**Your objective**:
From the listing below, return each line that includes "ylabel".

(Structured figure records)
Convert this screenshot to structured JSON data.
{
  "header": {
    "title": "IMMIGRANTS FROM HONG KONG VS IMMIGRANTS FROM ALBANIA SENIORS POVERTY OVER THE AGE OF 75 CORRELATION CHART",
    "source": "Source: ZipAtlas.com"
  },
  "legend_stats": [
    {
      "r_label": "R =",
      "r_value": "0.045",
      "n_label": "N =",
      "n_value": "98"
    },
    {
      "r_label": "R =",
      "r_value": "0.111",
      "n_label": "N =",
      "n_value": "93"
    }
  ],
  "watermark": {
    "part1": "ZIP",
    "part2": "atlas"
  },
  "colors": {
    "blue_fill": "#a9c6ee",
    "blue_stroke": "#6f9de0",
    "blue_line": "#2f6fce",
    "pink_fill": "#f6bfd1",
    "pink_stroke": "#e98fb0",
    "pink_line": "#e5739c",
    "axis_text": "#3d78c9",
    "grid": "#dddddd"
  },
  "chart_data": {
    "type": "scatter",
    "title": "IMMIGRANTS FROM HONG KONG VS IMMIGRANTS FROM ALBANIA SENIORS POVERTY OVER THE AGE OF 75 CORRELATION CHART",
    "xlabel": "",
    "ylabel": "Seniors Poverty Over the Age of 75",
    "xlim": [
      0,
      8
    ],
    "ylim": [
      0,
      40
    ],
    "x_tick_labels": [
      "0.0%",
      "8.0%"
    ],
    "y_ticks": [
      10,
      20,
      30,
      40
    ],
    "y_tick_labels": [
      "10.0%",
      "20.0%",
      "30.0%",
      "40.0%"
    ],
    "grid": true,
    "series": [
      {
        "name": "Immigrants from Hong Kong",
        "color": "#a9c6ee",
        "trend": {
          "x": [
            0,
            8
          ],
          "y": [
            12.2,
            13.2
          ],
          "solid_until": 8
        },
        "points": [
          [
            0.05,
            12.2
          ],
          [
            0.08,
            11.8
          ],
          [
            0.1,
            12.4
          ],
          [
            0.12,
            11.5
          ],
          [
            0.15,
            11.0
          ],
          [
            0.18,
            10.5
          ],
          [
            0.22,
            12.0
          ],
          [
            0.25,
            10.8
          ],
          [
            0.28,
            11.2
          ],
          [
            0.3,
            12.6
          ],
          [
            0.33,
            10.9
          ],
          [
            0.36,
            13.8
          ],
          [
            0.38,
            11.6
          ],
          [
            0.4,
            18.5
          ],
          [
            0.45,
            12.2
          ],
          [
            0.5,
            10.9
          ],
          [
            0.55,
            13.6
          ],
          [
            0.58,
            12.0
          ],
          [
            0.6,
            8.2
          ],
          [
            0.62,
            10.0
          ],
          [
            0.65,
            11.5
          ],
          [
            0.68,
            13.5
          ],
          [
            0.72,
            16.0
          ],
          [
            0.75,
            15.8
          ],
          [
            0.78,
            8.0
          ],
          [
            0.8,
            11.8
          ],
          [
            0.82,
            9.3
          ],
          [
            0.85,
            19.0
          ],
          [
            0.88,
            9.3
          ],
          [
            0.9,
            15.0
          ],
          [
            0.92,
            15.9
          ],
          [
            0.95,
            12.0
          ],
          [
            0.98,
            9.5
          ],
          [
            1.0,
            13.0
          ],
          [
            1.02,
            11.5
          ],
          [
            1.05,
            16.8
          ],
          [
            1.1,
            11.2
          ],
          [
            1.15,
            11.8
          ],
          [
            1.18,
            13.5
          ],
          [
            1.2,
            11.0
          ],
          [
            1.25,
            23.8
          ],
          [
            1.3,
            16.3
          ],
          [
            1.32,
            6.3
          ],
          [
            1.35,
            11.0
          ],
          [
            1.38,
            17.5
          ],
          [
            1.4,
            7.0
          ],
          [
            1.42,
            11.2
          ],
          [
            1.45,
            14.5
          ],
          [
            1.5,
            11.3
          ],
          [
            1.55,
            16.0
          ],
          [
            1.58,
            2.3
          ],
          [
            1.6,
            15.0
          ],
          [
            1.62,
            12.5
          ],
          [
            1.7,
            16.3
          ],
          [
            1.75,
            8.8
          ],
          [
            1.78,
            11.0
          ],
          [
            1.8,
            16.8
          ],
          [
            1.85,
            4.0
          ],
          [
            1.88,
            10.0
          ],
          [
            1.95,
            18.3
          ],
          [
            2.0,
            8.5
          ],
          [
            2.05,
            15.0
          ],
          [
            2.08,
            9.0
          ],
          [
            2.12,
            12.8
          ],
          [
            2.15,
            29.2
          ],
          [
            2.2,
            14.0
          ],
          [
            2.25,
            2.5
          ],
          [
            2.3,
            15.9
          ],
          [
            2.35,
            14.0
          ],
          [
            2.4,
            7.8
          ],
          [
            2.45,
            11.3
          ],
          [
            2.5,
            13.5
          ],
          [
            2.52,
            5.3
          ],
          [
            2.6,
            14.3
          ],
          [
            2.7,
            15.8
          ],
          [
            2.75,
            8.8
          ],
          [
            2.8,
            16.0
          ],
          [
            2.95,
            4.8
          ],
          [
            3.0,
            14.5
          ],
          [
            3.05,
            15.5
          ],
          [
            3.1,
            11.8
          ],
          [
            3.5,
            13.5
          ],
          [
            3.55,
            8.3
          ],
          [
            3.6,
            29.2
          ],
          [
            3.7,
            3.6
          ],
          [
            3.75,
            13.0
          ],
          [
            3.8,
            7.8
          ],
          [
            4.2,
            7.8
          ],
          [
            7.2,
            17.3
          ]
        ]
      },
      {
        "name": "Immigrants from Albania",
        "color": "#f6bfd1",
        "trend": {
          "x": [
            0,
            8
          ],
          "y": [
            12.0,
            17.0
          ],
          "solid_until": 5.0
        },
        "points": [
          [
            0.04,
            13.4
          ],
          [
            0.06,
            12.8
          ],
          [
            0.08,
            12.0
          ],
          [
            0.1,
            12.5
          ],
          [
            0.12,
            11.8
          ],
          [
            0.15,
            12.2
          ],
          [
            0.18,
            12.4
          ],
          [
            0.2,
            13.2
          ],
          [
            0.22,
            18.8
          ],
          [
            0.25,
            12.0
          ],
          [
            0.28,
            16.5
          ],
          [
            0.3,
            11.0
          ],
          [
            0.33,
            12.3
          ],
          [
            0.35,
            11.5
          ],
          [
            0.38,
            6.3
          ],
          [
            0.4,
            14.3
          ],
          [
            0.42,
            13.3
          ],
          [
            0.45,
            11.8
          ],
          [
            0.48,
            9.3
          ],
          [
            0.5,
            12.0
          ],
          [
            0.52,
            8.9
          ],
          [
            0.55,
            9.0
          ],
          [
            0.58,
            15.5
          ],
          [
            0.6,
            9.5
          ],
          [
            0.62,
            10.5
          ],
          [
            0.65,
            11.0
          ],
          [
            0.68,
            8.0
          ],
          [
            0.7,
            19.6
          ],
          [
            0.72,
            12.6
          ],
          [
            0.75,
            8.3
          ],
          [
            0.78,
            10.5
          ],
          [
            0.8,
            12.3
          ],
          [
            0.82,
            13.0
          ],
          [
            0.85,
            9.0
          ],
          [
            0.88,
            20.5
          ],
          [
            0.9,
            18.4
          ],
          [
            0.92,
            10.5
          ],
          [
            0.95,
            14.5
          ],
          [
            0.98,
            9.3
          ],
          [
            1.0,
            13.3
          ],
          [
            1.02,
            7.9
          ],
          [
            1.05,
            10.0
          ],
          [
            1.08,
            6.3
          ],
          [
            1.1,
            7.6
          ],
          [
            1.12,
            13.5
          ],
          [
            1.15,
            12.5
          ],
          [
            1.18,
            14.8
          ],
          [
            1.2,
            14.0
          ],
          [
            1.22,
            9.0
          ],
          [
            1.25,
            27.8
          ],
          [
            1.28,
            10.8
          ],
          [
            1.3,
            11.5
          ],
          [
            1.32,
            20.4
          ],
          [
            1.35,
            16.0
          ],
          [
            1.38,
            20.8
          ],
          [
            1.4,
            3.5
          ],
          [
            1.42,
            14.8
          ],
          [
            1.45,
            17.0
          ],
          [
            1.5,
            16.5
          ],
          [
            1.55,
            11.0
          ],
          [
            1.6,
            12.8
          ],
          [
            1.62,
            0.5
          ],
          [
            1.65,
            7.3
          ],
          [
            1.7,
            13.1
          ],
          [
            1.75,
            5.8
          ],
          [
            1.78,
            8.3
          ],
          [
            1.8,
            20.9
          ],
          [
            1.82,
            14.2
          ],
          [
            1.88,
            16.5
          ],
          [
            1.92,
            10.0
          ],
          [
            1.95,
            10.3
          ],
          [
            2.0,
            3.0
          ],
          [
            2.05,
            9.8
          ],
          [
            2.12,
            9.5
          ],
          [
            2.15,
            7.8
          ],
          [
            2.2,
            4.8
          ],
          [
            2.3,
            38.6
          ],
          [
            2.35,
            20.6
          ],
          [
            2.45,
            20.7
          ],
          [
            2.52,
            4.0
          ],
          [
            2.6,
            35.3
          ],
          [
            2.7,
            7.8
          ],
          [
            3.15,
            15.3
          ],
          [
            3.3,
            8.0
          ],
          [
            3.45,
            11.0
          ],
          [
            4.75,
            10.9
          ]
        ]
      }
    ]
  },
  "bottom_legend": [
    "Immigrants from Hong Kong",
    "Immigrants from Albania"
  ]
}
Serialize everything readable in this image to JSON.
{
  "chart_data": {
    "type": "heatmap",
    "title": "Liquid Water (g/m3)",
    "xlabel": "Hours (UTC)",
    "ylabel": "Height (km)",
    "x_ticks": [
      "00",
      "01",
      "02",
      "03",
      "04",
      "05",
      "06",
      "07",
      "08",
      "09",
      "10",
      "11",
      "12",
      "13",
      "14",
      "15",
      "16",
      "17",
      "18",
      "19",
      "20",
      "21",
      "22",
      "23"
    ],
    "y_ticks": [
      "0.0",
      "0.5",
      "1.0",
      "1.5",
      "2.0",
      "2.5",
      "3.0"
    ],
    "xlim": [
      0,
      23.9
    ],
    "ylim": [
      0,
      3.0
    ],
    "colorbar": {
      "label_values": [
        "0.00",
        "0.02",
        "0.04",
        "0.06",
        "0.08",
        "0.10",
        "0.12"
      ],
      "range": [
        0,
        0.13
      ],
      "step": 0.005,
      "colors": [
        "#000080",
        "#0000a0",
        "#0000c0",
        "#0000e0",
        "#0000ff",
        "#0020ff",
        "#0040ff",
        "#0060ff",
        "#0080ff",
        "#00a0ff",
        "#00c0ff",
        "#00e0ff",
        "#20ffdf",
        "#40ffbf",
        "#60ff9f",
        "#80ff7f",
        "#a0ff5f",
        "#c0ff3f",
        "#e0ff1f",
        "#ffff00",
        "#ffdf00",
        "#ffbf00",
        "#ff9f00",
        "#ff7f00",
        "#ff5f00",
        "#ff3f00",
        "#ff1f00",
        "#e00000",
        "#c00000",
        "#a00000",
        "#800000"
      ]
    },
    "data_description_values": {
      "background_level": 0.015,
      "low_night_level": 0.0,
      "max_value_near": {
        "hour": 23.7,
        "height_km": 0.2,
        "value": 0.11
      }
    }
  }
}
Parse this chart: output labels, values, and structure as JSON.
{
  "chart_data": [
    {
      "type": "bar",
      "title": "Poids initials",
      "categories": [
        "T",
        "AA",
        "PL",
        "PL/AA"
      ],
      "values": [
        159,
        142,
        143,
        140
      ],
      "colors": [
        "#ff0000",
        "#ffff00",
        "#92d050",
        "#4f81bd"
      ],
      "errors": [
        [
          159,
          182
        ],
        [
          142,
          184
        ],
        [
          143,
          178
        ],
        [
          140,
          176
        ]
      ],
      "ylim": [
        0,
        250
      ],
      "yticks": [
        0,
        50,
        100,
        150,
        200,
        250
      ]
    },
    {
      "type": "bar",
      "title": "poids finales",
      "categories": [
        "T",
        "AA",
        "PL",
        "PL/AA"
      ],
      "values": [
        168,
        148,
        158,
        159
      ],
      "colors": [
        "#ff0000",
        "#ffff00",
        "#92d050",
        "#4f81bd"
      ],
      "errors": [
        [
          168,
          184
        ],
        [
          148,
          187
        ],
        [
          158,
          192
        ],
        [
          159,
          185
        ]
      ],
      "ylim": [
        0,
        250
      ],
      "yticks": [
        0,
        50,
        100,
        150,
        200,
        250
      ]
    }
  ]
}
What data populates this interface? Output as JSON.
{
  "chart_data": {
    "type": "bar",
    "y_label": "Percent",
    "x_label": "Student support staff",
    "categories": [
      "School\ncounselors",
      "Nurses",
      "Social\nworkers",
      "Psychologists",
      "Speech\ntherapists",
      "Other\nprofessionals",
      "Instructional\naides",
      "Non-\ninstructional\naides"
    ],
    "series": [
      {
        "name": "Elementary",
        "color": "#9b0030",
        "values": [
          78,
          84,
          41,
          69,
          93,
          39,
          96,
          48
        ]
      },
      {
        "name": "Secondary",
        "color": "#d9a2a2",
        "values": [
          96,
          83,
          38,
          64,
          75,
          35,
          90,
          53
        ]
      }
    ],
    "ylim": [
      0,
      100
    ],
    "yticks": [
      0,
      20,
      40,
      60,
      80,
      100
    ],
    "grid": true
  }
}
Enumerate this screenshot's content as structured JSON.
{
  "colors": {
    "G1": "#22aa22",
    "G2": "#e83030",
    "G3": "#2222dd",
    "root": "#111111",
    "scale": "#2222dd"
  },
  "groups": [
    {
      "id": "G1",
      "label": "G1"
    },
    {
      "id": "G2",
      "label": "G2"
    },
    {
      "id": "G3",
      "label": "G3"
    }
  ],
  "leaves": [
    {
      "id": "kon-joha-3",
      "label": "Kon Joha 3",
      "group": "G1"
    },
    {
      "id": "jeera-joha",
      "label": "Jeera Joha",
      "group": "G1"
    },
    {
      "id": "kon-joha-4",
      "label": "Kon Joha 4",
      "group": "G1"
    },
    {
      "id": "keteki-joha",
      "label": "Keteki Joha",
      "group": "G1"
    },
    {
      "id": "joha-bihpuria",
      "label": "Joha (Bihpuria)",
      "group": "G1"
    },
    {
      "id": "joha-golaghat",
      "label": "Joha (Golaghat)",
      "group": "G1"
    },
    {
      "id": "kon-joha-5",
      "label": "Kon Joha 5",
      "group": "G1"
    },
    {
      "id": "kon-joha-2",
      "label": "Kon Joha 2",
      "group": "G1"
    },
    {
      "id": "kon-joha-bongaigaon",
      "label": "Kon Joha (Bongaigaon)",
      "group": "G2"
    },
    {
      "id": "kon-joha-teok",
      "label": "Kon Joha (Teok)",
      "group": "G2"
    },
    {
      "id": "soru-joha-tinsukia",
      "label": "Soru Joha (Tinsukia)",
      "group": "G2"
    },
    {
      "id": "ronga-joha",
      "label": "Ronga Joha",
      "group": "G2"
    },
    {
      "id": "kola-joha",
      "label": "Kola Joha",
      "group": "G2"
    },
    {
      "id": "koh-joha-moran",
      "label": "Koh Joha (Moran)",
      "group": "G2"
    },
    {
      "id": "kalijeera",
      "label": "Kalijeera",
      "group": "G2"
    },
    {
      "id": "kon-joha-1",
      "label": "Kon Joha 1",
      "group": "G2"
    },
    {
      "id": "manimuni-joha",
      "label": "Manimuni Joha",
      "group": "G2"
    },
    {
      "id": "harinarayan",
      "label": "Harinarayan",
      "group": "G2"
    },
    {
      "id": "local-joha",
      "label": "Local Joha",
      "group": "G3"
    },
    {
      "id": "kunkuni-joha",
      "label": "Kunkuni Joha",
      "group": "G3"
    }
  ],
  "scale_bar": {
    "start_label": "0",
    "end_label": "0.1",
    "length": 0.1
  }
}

**Task result**:
    "ylabel": "Seniors Poverty Over the Age of 75",
    "ylabel": "Height (km)",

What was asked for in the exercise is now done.